Layout coordinate data:

- - - - -

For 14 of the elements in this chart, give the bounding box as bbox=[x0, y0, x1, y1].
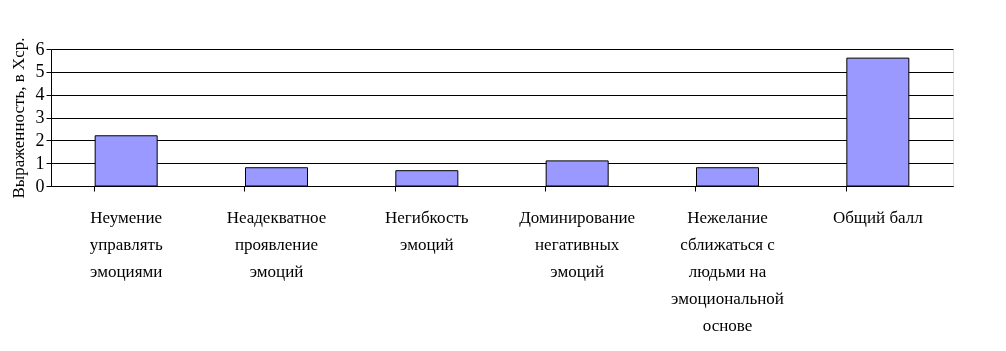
y-tick-label: 3 bbox=[35, 107, 45, 127]
y-tick-label: 5 bbox=[35, 61, 45, 82]
x-tick-label: Неадекватное проявление эмоций bbox=[226, 207, 327, 281]
y-tick-label: 0 bbox=[35, 175, 45, 196]
y-tick-label: 6 bbox=[35, 38, 45, 59]
x-tick-label: Общий балл bbox=[832, 207, 924, 227]
x-tick-label: Негибкость эмоций bbox=[385, 207, 469, 254]
x-tick-label: Неумение управлять эмоциями bbox=[89, 207, 163, 281]
y-tick-label: 4 bbox=[35, 84, 45, 105]
x-tick-label: Доминирование негативных эмоций bbox=[519, 207, 636, 281]
x-tick-label: Нежелание сближаться с людьми на эмоциональной основе bbox=[671, 207, 784, 335]
y-tick-label: 1 bbox=[35, 152, 45, 173]
y-axis-title: Выраженность, в Хср. bbox=[8, 37, 28, 199]
y-tick-label: 2 bbox=[35, 129, 45, 150]
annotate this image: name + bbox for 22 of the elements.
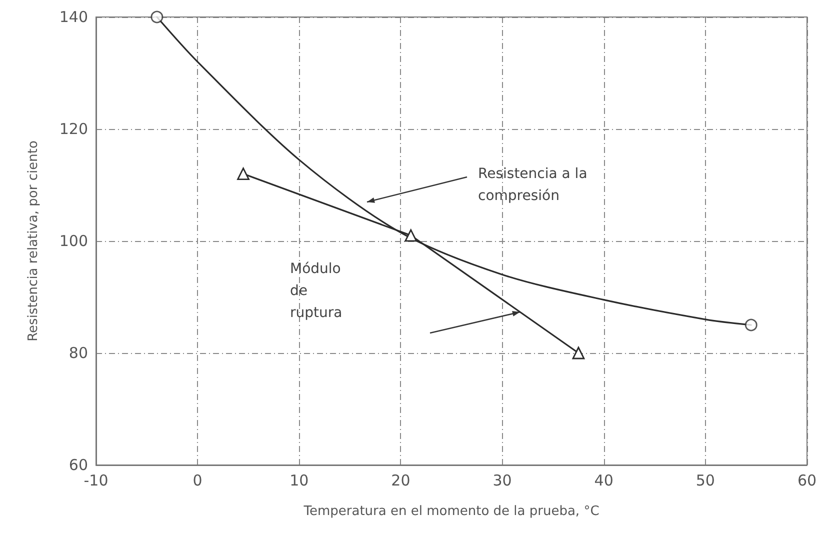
point xyxy=(237,168,250,180)
y-tick-label: 60 xyxy=(68,456,88,474)
y-tick-label: 100 xyxy=(59,232,88,250)
x-tick-label: 0 xyxy=(192,472,202,490)
x-tick-label: 60 xyxy=(797,472,817,490)
point xyxy=(744,318,758,332)
point xyxy=(404,229,418,242)
point xyxy=(150,10,164,24)
y-tick-label: 140 xyxy=(59,8,88,26)
annotation: Resistencia a la compresión xyxy=(478,166,588,204)
x-tick-label: 50 xyxy=(696,472,715,490)
x-tick-label: 20 xyxy=(391,472,410,490)
y-tick-label: 80 xyxy=(68,344,88,362)
point xyxy=(572,346,585,360)
x-tick-label: 30 xyxy=(492,472,512,490)
annotation: Módulo de ruptura xyxy=(290,261,342,321)
y-axis-title: Resistencia relativa, por ciento xyxy=(26,140,41,342)
x-tick-label: 10 xyxy=(290,472,309,490)
x-tick-label: -10 xyxy=(84,472,108,490)
y-tick-label: 120 xyxy=(59,120,88,138)
x-tick-label: 40 xyxy=(594,472,614,490)
x-axis-title: Temperatura en el momento de la prueba, °C xyxy=(302,504,600,519)
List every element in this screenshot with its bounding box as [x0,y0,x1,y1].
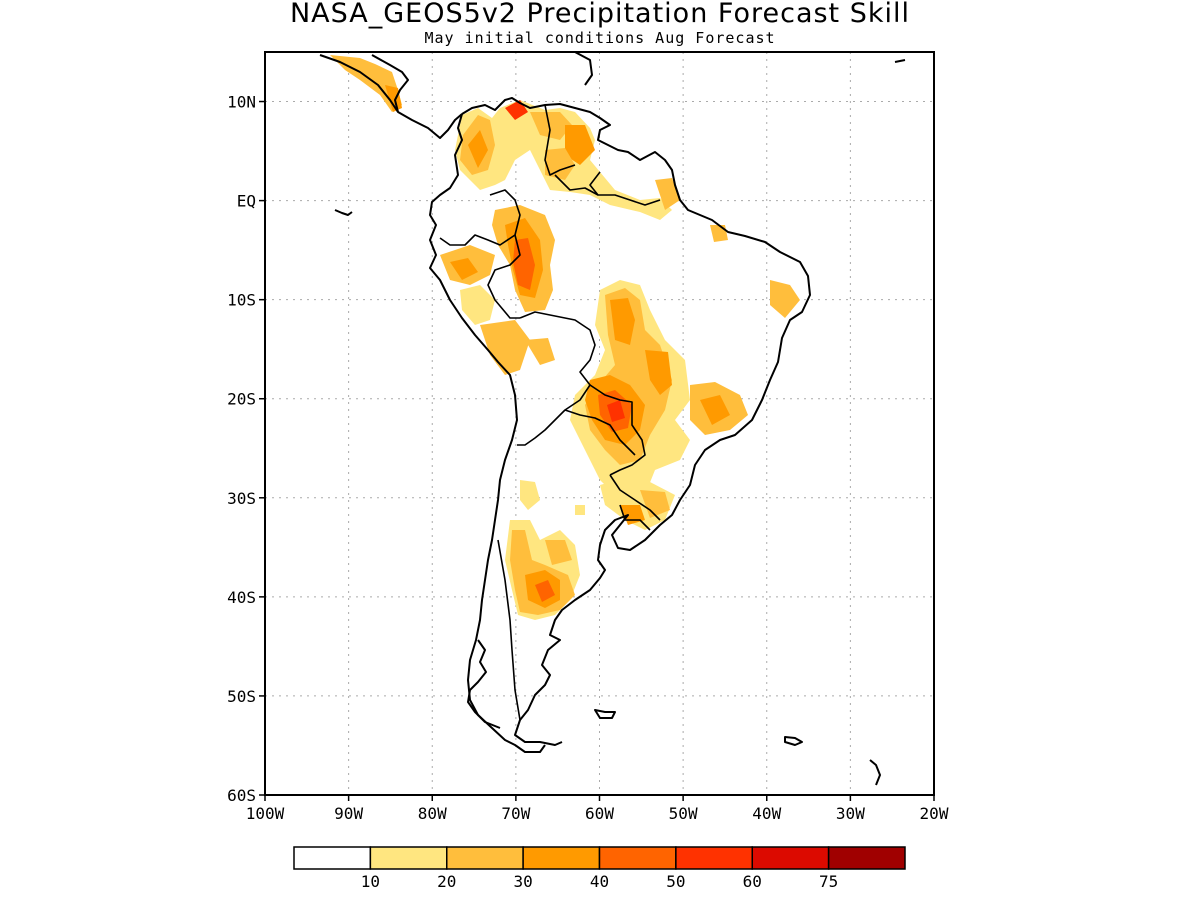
y-tick-label: 60S [227,786,256,805]
x-tick-label: 40W [752,804,781,823]
y-tick-label: EQ [237,192,256,211]
colorbar-label: 20 [437,872,456,891]
y-tick-label: 20S [227,390,256,409]
colorbar-label: 10 [361,872,380,891]
y-tick-label: 50S [227,687,256,706]
colorbar-label: 75 [819,872,838,891]
skill-shading [330,55,800,620]
colorbar-swatch [675,846,753,870]
y-tick-label: 10N [227,93,256,112]
x-tick-label: 30W [836,804,865,823]
colorbar-swatch [522,846,601,870]
colorbar-label: 40 [590,872,609,891]
chart-title: NASA_GEOS5v2 Precipitation Forecast Skil… [289,0,911,29]
colorbar-swatch [827,846,906,870]
x-tick-label: 50W [669,804,698,823]
colorbar-swatch [369,846,448,870]
x-tick-label: 60W [585,804,614,823]
colorbar-swatch [293,846,372,870]
colorbar-swatch [446,846,524,870]
country-borders [439,104,661,721]
colorbar-swatch [751,846,830,870]
x-tick-label: 20W [920,804,949,823]
y-axis: 10N EQ 10S 20S 30S 40S 50S 60S [227,93,935,805]
x-tick-label: 90W [334,804,363,823]
x-tick-label: 80W [418,804,447,823]
colorbar-swatch [598,846,677,870]
y-tick-label: 10S [227,291,256,310]
colorbar: 10 20 30 40 50 60 75 [293,846,906,891]
coastlines [319,52,906,786]
x-tick-label: 70W [501,804,530,823]
x-tick-label: 100W [246,804,285,823]
colorbar-label: 30 [513,872,532,891]
y-tick-label: 30S [227,489,256,508]
x-axis: 100W 90W 80W 70W 60W 50W 40W 30W 20W [246,804,949,823]
colorbar-label: 50 [666,872,685,891]
colorbar-label: 60 [743,872,762,891]
y-tick-label: 40S [227,588,256,607]
chart-subtitle: May initial conditions Aug Forecast [424,29,776,47]
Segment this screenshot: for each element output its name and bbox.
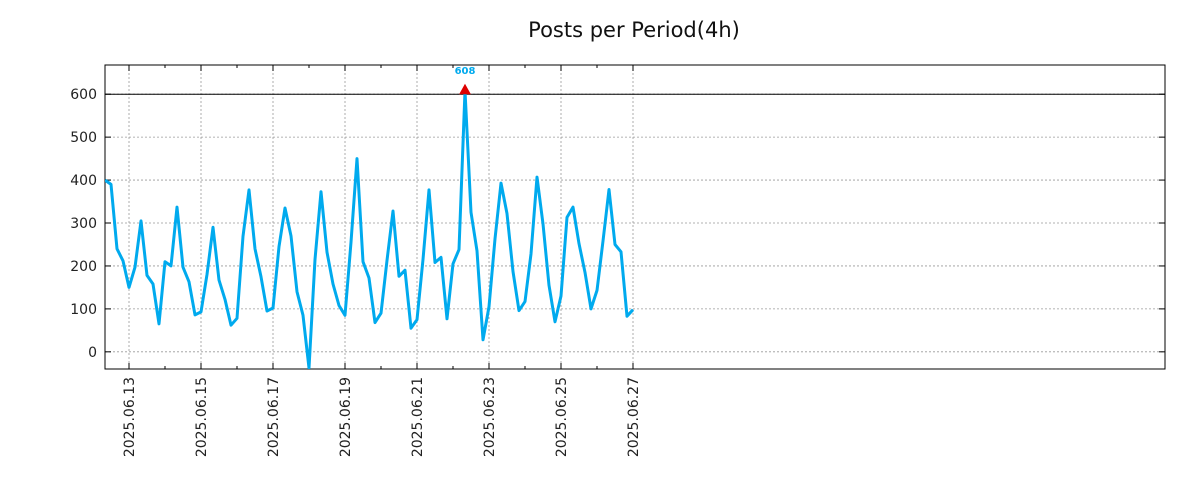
x-tick-label: 2025.06.19: [338, 377, 354, 457]
x-tick-label: 2025.06.17: [266, 377, 282, 457]
y-tick-label: 200: [70, 259, 97, 275]
x-tick-label: 2025.06.27: [626, 377, 642, 457]
y-tick-label: 400: [70, 173, 97, 189]
grid: [105, 65, 1165, 369]
axes: [104, 64, 1166, 370]
y-tick-label: 500: [70, 130, 97, 146]
tick-labels: 0 100 200 300 400 500 600 2025.06.13 2025.06.15 2…: [70, 87, 642, 457]
plot-frame: [104, 64, 1166, 370]
x-tick-label: 2025.06.23: [482, 377, 498, 457]
series-layer: 608: [105, 66, 635, 369]
y-tick-label: 100: [70, 302, 97, 318]
x-tick-label: 2025.06.25: [554, 377, 570, 457]
y-tick-label: 300: [70, 216, 97, 232]
chart-title: Posts per Period(4h): [528, 18, 740, 42]
peak-value-label: 608: [455, 66, 476, 77]
y-tick-label: 0: [88, 345, 97, 361]
y-tick-label: 600: [70, 87, 97, 103]
series-line-posts: [105, 89, 635, 369]
x-tick-label: 2025.06.13: [122, 377, 138, 457]
peak-marker: [459, 83, 471, 95]
x-tick-label: 2025.06.21: [410, 377, 426, 457]
x-tick-label: 2025.06.15: [194, 377, 210, 457]
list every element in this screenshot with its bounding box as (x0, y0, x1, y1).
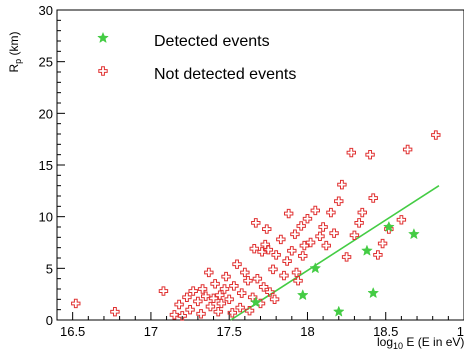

- - - - -

* _What the task asks_: Please copy all of the rows above, replacing each "y-tick-label" with "y-axis-tick" and leaving everything else unchanged. Omit the pictures.

* _Answer to the problem_:
For 14 of the elements in this chart, give the bounding box as bbox=[x0, y0, x1, y1].
y-axis-tick: 3 bbox=[35, 107, 45, 127]
y-axis-tick: 5 bbox=[35, 61, 45, 82]
x-tick-label: Неадекватное проявление эмоций bbox=[226, 207, 327, 281]
y-axis-tick: 0 bbox=[35, 175, 45, 196]
y-axis-tick: 6 bbox=[35, 38, 45, 59]
x-tick-label: Общий балл bbox=[832, 207, 924, 227]
x-tick-label: Негибкость эмоций bbox=[385, 207, 469, 254]
x-tick-label: Неумение управлять эмоциями bbox=[89, 207, 163, 281]
y-axis-tick: 4 bbox=[35, 84, 45, 105]
x-tick-label: Доминирование негативных эмоций bbox=[519, 207, 636, 281]
x-tick-label: Нежелание сближаться с людьми на эмоциональной основе bbox=[671, 207, 784, 335]
y-axis-tick: 1 bbox=[35, 152, 45, 173]
y-axis-title: Выраженность, в Хср. bbox=[8, 37, 28, 199]
y-axis-tick: 2 bbox=[35, 129, 45, 150]
annotate this image: name + bbox for 22 of the elements.
point xyxy=(237,168,250,180)
y-axis-tick: 60 xyxy=(68,456,88,474)
y-axis-tick: 100 xyxy=(59,232,88,250)
x-tick-label: 0 xyxy=(192,472,202,490)
x-tick-label: 60 xyxy=(797,472,817,490)
point xyxy=(744,318,758,332)
point xyxy=(404,229,418,242)
point xyxy=(150,10,164,24)
y-axis-tick: 140 xyxy=(59,8,88,26)
annotation: Resistencia a la compresión xyxy=(478,166,588,204)
x-tick-label: 50 xyxy=(696,472,715,490)
x-tick-label: 20 xyxy=(391,472,410,490)
y-axis-tick: 80 xyxy=(68,344,88,362)
point xyxy=(572,346,585,360)
x-tick-label: 30 xyxy=(492,472,512,490)
annotation: Módulo de ruptura xyxy=(290,261,342,321)
y-axis-title: Resistencia relativa, por ciento xyxy=(26,140,41,342)
x-tick-label: 10 xyxy=(290,472,309,490)
x-tick-label: -10 xyxy=(84,472,108,490)
y-axis-tick: 120 xyxy=(59,120,88,138)
x-tick-label: 40 xyxy=(594,472,614,490)
x-axis-title: Temperatura en el momento de la prueba, °C xyxy=(302,504,600,519)
List every element in this screenshot with its bounding box as [x0,y0,x1,y1].
y-axis-tick: 60S [227,786,256,805]
x-tick-label: 40W [752,804,781,823]
y-axis-tick: EQ [237,192,256,211]
colorbar-label: 20 [437,872,456,891]
y-axis-tick: 20S [227,390,256,409]
colorbar-label: 10 [361,872,380,891]
y-axis-tick: 50S [227,687,256,706]
colorbar-label: 75 [819,872,838,891]
skill-shading [330,55,800,620]
colorbar-swatch [675,846,753,870]
y-axis-tick: 10N [227,93,256,112]
x-tick-label: 30W [836,804,865,823]
colorbar-swatch [522,846,601,870]
colorbar-label: 40 [590,872,609,891]
chart-title: NASA_GEOS5v2 Precipitation Forecast Skil… [289,0,911,29]
colorbar-swatch [827,846,906,870]
x-tick-label: 50W [669,804,698,823]
colorbar-swatch [369,846,448,870]
x-tick-label: 60W [585,804,614,823]
colorbar-swatch [293,846,372,870]
colorbar-swatch [446,846,524,870]
country-borders [439,104,661,721]
colorbar-swatch [751,846,830,870]
x-tick-label: 20W [920,804,949,823]
y-axis: 10N EQ 10S 20S 30S 40S 50S 60S [227,93,935,805]
x-tick-label: 90W [334,804,363,823]
x-tick-label: 80W [418,804,447,823]
colorbar-swatch [598,846,677,870]
y-axis-tick: 10S [227,291,256,310]
colorbar: 10 20 30 40 50 60 75 [293,846,906,891]
coastlines [319,52,906,786]
x-tick-label: 70W [501,804,530,823]
x-tick-label: 100W [246,804,285,823]
colorbar-label: 30 [513,872,532,891]
y-axis-tick: 30S [227,489,256,508]
x-axis: 100W 90W 80W 70W 60W 50W 40W 30W 20W [246,804,949,823]
colorbar-label: 50 [666,872,685,891]
colorbar-label: 60 [743,872,762,891]
y-axis-tick: 40S [227,588,256,607]
chart-subtitle: May initial conditions Aug Forecast [424,29,776,47]
Segment this screenshot: for each element output its name and bbox.
x-tick-label: 2025.06.19: [338, 377, 354, 457]
x-tick-label: 2025.06.17: [266, 377, 282, 457]
y-axis-tick: 200: [70, 259, 97, 275]
x-tick-label: 2025.06.27: [626, 377, 642, 457]
y-axis-tick: 400: [70, 173, 97, 189]
grid: [105, 65, 1165, 369]
axes: [104, 64, 1166, 370]
y-axis-tick: 500: [70, 130, 97, 146]
tick-labels: 0 100 200 300 400 500 600 2025.06.13 2025.06.15 2…: [70, 87, 642, 457]
plot-frame: [104, 64, 1166, 370]
x-tick-label: 2025.06.23: [482, 377, 498, 457]
series-layer: 608: [105, 66, 635, 369]
y-axis-tick: 100: [70, 302, 97, 318]
x-tick-label: 2025.06.25: [554, 377, 570, 457]
y-axis-tick: 300: [70, 216, 97, 232]
chart-title: Posts per Period(4h): [528, 18, 740, 42]
peak-value-label: 608: [455, 66, 476, 77]
y-axis-tick: 0: [88, 345, 97, 361]
y-axis-tick: 600: [70, 87, 97, 103]
series-line-posts: [105, 89, 635, 369]
x-tick-label: 2025.06.13: [122, 377, 138, 457]
peak-marker: [459, 83, 471, 95]
x-tick-label: 2025.06.21: [410, 377, 426, 457]
x-tick-label: 2025.06.15: [194, 377, 210, 457]
list every element in this screenshot with its bounding box as (x0, y0, x1, y1).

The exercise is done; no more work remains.